» **Supplied data**
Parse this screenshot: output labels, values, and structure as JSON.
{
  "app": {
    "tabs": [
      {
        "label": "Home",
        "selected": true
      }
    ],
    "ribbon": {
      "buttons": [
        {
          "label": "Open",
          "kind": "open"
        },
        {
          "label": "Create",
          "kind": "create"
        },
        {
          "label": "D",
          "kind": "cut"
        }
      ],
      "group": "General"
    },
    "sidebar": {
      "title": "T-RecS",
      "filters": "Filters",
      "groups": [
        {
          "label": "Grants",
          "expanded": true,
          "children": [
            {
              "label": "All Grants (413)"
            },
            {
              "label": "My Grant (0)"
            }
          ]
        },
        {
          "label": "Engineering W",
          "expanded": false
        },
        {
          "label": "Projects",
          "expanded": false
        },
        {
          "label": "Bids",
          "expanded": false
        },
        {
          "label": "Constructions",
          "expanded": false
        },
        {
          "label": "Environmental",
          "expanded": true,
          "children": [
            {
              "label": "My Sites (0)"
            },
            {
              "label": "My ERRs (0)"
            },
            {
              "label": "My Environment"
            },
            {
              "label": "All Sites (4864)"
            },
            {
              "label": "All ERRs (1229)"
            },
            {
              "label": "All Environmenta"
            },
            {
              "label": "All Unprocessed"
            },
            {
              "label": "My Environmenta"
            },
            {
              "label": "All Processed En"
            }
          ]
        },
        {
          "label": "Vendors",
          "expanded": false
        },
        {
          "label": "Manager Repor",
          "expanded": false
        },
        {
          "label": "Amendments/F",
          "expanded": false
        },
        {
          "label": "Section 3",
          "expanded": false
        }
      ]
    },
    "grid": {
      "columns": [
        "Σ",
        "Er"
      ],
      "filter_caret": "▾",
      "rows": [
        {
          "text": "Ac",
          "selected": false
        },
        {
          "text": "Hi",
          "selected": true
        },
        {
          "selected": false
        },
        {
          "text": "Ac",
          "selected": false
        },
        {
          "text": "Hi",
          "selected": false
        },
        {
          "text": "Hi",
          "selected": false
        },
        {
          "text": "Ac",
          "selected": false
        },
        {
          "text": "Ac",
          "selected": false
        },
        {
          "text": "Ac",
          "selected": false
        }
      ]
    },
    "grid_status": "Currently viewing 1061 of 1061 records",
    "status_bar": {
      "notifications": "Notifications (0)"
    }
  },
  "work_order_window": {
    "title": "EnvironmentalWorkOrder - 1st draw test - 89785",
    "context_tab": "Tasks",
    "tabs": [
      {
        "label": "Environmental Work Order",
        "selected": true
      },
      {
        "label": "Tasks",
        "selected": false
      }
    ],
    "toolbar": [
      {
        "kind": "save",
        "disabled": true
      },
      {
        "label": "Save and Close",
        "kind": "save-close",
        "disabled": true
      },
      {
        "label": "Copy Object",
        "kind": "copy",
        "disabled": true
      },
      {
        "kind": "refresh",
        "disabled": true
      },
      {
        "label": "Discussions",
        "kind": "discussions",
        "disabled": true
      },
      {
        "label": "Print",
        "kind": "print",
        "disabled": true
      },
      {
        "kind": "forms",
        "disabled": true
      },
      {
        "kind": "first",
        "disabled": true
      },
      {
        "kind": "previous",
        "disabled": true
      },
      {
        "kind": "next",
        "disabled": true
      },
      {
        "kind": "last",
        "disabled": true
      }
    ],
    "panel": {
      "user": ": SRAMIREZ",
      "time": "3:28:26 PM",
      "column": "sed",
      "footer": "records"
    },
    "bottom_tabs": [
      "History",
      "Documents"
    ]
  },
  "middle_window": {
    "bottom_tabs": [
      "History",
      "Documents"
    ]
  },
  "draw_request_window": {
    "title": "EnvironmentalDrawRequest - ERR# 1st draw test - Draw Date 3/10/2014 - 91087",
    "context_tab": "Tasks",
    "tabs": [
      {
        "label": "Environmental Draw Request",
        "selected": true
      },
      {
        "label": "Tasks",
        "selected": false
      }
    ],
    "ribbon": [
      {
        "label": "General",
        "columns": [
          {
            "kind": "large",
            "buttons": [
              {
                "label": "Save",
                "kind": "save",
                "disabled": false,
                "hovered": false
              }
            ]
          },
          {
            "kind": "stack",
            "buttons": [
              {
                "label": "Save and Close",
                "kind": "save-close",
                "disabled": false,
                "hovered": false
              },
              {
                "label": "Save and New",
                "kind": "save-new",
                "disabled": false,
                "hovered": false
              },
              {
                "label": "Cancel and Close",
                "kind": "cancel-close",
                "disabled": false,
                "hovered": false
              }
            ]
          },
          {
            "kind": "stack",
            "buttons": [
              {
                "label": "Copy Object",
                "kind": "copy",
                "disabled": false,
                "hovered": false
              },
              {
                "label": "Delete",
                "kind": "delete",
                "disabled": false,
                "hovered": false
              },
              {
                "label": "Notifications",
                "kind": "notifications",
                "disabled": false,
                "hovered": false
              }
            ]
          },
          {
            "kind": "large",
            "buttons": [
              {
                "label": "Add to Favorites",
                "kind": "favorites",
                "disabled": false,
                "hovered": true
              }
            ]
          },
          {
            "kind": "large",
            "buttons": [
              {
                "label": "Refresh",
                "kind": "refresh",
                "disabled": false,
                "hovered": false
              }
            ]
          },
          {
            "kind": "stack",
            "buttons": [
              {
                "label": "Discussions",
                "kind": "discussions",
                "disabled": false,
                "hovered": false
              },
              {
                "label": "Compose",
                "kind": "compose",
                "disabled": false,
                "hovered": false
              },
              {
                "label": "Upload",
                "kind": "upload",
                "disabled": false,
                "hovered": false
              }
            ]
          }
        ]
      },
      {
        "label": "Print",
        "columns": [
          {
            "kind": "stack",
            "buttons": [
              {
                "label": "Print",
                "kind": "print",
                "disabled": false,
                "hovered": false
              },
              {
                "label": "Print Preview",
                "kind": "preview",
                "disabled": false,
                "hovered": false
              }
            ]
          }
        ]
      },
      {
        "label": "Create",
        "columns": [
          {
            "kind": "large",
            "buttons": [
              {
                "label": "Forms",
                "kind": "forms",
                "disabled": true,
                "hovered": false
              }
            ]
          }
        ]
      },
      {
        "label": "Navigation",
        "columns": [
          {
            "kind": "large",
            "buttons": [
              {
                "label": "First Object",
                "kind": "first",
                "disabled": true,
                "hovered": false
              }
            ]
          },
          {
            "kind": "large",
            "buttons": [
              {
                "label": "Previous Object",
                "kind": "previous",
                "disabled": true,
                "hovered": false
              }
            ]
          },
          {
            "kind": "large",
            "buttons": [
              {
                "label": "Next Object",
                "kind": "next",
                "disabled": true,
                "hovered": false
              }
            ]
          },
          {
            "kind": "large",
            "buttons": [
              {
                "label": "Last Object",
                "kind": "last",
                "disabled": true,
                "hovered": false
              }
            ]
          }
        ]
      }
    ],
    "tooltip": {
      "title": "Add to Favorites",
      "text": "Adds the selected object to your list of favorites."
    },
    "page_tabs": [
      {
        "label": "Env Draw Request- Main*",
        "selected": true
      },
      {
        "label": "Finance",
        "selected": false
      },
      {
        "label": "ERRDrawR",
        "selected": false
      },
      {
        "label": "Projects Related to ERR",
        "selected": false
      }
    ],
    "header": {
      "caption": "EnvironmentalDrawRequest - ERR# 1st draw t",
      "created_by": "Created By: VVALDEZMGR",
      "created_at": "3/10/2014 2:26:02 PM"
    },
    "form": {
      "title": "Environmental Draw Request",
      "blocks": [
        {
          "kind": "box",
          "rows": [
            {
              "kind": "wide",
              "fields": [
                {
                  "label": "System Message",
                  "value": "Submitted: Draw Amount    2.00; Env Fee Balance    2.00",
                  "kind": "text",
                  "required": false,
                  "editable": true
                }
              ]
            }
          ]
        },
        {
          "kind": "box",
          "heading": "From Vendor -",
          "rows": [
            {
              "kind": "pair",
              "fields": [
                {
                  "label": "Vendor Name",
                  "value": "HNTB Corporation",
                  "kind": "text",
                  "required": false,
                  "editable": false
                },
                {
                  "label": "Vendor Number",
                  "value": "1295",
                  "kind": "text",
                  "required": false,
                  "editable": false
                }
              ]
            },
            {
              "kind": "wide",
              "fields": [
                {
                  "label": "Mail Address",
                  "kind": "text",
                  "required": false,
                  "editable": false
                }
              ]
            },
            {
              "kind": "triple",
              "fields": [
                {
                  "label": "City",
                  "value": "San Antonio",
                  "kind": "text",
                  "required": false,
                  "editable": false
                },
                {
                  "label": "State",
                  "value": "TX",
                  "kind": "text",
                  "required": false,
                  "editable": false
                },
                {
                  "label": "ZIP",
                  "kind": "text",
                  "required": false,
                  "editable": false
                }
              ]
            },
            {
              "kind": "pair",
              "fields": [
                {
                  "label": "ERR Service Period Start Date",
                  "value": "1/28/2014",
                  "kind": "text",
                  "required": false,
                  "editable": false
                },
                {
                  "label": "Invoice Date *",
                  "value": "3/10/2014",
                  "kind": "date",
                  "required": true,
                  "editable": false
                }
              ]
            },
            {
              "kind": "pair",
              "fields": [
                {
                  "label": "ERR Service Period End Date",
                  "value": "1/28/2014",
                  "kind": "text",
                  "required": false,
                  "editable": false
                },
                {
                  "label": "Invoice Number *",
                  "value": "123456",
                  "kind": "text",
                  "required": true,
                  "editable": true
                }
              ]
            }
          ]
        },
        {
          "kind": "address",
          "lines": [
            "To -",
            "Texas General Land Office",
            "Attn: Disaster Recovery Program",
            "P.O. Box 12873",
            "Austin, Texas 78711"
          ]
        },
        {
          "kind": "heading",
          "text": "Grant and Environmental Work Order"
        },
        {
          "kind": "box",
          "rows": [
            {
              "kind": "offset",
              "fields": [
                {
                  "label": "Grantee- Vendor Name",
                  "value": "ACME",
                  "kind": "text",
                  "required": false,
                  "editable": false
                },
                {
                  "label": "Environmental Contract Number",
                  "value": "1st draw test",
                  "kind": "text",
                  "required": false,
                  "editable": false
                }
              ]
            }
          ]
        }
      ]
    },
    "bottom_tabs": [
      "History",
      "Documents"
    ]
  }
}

» **Given exercise**
Copy every line above that includes the string "title".

» **Solution to this problem**
      "title": "T-RecS",
    "title": "EnvironmentalWorkOrder - 1st draw test - 89785",
    "title": "EnvironmentalDrawRequest - ERR# 1st draw test - Draw Date 3/10/2014 - 91087",
      "title": "Add to Favorites",
      "title": "Environmental Draw Request",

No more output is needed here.